• The request:
Collect each line of the records containing the string "WxDxH".

• Data extract:
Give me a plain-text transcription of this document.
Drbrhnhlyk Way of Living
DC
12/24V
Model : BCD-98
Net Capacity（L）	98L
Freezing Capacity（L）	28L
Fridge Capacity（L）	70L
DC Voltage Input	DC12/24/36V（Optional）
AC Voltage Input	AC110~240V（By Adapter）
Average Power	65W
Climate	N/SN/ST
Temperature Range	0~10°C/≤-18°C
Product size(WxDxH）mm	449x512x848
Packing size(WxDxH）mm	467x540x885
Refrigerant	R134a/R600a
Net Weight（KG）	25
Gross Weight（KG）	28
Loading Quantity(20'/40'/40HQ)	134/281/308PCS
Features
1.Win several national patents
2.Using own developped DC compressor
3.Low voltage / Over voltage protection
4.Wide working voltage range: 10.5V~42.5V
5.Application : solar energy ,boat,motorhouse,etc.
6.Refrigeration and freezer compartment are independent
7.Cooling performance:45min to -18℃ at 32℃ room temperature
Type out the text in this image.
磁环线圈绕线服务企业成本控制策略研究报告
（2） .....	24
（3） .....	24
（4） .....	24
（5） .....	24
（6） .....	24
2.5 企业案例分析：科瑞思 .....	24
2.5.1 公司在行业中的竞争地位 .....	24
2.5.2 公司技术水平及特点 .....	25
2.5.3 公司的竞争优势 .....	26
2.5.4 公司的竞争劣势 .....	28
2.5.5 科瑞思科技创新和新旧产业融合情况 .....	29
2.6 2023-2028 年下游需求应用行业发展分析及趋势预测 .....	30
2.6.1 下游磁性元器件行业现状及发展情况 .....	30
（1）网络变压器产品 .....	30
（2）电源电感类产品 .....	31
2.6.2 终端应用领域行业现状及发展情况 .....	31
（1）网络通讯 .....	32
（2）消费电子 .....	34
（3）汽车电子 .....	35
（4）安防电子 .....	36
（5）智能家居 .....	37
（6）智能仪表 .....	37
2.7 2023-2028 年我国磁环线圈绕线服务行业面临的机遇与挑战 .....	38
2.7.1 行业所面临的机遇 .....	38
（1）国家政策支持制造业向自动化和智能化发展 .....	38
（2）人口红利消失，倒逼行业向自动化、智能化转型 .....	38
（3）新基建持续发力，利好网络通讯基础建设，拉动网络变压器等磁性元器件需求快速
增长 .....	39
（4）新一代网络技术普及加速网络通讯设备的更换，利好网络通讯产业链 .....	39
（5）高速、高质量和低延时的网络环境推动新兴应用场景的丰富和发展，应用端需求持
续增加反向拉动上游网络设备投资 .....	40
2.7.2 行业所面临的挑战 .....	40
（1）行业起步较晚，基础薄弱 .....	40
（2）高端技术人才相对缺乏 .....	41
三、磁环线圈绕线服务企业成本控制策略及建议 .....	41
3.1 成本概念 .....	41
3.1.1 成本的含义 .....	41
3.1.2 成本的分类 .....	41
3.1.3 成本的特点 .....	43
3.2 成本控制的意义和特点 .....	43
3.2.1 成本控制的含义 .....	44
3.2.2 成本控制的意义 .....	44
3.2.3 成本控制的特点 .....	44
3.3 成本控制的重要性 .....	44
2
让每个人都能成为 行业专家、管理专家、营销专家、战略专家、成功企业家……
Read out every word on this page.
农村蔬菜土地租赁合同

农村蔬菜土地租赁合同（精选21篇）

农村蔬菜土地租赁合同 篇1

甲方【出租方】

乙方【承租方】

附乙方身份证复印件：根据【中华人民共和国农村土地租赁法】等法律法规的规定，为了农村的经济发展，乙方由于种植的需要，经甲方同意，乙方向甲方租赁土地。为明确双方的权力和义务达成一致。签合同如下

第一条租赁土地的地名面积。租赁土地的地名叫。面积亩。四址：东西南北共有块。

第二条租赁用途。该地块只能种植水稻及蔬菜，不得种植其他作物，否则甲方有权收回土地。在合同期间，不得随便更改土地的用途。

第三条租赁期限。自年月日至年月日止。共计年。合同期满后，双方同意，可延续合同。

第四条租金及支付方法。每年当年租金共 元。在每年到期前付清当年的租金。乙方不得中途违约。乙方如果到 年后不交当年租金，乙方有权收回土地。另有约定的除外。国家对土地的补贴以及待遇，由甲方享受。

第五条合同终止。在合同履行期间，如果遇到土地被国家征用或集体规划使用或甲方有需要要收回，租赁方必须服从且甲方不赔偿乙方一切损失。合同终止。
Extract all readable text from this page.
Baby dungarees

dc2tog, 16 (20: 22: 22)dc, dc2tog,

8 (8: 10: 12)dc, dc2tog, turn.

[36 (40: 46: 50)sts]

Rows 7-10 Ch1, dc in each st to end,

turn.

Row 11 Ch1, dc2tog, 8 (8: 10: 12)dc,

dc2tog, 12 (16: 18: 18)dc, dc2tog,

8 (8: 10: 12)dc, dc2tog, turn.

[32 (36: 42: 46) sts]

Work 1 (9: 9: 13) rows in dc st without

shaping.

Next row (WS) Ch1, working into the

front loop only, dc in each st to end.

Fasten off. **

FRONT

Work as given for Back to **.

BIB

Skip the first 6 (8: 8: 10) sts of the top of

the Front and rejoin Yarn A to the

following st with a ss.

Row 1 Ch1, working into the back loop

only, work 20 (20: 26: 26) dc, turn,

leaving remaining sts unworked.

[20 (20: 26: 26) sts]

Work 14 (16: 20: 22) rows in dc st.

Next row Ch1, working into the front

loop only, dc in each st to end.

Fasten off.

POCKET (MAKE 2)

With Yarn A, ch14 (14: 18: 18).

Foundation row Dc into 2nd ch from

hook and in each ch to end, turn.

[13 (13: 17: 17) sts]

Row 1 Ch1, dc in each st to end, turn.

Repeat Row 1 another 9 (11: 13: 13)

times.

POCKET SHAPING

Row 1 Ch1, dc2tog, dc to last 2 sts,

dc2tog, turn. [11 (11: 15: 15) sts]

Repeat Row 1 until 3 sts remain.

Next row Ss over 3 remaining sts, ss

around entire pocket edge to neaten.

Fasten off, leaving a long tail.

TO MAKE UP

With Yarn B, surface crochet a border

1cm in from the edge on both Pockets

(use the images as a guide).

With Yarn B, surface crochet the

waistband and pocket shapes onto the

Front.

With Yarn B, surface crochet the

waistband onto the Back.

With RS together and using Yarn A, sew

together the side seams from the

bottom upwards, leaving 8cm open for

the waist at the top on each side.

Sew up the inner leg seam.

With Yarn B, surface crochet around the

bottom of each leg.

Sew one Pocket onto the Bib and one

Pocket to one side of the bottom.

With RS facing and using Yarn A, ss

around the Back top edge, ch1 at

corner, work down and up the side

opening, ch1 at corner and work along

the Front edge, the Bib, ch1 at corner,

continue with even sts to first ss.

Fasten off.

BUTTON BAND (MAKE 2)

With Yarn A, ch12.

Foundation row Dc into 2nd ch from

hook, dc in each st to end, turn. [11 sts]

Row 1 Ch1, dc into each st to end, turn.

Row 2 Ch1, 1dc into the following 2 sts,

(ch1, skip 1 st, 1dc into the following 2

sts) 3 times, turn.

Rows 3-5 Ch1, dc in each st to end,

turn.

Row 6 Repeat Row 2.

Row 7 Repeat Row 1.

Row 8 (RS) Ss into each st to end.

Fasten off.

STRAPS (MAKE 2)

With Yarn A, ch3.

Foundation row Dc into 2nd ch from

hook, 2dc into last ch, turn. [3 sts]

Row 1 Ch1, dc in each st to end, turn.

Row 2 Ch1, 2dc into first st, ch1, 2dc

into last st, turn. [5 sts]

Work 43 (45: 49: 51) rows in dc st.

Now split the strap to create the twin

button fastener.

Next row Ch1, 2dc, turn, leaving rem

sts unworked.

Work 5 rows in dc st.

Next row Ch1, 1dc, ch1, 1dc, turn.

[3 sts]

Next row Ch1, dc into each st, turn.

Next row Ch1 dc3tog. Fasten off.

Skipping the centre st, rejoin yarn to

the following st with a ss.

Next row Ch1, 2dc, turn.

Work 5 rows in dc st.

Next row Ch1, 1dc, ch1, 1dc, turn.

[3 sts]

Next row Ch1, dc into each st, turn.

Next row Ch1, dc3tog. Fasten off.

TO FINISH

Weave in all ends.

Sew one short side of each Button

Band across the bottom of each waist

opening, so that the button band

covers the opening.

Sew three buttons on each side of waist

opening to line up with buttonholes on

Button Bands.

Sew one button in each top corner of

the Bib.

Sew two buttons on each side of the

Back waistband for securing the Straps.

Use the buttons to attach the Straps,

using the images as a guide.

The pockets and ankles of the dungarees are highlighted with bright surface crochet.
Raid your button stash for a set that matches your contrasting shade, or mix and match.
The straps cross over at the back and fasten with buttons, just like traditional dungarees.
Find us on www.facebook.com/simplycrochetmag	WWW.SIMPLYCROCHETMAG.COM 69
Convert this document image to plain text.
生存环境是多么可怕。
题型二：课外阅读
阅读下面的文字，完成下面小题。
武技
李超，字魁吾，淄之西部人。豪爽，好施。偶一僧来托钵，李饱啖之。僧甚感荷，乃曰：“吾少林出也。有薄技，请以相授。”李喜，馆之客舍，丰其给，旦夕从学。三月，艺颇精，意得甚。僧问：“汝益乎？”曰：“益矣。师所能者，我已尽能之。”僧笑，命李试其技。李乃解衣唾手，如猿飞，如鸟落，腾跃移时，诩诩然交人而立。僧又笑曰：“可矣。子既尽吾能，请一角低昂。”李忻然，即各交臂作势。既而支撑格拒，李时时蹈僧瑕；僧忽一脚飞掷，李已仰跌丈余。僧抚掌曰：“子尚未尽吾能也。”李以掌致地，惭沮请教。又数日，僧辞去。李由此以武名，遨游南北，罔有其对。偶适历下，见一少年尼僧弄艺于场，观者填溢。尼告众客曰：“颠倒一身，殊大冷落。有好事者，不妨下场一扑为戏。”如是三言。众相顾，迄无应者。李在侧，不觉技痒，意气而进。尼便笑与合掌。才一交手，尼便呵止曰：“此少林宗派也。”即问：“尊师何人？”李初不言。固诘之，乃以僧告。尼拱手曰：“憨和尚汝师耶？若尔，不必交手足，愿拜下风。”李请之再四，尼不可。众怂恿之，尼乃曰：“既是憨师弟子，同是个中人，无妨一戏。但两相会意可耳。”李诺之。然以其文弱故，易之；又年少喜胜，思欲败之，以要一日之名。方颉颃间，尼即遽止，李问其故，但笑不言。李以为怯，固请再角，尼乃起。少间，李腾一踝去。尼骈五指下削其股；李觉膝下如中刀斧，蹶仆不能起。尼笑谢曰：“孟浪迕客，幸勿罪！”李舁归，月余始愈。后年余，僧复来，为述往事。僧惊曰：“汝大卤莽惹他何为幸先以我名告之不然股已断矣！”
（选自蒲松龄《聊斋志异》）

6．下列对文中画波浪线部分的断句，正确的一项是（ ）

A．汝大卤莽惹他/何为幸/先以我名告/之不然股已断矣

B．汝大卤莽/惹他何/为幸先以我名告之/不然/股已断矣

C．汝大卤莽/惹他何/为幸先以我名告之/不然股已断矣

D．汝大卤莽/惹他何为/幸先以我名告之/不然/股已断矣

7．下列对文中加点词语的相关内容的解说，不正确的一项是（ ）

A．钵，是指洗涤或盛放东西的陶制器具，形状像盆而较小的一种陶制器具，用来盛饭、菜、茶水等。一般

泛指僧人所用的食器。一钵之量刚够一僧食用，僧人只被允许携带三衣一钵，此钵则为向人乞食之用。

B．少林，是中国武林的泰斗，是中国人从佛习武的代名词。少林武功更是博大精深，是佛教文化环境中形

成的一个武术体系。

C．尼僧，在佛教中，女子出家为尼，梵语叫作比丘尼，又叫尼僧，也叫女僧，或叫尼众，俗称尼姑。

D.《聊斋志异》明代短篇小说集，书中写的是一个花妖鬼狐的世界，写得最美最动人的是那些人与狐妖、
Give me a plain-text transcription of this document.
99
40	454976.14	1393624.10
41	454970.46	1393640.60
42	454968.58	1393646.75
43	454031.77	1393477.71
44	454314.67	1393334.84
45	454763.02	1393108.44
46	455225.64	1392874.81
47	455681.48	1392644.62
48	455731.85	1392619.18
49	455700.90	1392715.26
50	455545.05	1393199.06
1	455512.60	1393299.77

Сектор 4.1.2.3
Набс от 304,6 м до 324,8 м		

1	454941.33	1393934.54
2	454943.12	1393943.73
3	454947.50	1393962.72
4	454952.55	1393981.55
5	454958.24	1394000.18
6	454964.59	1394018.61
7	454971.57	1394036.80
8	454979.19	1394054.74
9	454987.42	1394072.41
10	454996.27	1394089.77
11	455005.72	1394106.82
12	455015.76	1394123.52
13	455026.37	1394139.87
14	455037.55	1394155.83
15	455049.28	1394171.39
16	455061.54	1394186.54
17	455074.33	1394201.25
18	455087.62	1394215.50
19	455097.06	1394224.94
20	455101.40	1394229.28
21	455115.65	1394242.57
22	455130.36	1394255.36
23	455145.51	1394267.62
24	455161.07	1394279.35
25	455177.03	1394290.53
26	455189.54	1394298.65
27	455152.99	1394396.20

• Task output:
Product size(WxDxH）mm	449x512x848
Packing size(WxDxH）mm	467x540x885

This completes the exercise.